Required task:
Sort through the data and copy the lines holding the word "захисту".

Information shown:
/---
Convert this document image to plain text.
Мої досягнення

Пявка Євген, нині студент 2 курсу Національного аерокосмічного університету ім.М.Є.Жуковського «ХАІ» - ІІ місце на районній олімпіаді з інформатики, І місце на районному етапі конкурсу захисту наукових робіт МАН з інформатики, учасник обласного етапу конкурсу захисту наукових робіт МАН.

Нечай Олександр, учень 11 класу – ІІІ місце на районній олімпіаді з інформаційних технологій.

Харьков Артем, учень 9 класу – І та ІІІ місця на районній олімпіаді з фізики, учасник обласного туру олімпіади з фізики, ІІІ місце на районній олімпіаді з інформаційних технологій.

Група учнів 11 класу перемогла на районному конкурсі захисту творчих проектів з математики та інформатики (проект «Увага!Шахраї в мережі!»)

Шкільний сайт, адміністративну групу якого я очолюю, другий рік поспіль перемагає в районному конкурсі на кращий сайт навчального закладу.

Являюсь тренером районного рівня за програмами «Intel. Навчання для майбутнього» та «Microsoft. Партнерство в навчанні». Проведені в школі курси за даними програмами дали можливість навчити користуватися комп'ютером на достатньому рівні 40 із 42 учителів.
\---
/---
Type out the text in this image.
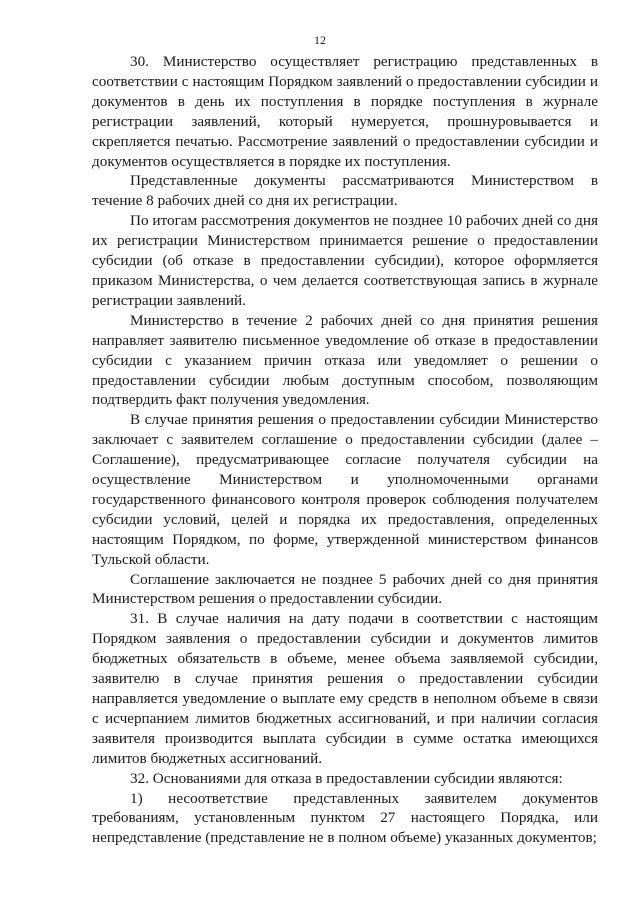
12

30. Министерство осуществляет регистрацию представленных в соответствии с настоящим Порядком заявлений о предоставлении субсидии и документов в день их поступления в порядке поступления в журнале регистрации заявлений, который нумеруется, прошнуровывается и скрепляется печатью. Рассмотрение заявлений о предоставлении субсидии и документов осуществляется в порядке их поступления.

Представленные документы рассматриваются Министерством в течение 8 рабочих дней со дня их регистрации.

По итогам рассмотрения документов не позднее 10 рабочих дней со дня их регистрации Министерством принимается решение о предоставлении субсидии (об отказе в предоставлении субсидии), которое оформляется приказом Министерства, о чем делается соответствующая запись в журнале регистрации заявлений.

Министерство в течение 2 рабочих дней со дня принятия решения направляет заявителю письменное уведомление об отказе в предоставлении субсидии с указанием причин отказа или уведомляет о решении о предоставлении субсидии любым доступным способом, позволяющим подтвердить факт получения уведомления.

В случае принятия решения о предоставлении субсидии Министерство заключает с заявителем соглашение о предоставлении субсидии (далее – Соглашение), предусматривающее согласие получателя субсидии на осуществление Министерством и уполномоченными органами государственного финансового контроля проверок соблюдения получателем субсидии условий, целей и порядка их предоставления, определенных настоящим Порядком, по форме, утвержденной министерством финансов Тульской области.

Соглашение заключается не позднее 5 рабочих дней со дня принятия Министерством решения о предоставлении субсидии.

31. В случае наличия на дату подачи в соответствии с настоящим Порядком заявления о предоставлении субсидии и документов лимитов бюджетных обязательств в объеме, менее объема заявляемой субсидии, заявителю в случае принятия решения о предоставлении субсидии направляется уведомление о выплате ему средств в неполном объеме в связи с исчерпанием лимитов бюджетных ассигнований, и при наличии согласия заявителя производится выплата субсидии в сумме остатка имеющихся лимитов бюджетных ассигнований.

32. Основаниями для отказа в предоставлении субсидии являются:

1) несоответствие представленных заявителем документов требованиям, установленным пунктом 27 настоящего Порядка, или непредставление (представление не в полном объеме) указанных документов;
\---
Full answer:
Пявка Євген, нині студент 2 курсу Національного аерокосмічного університету ім.М.Є.Жуковського «ХАІ» - ІІ місце на районній олімпіаді з інформатики, І місце на районному етапі конкурсу захисту наукових робіт МАН з інформатики, учасник обласного етапу конкурсу захисту наукових робіт МАН.
Група учнів 11 класу перемогла на районному конкурсі захисту творчих проектів з математики та інформатики (проект «Увага!Шахраї в мережі!»)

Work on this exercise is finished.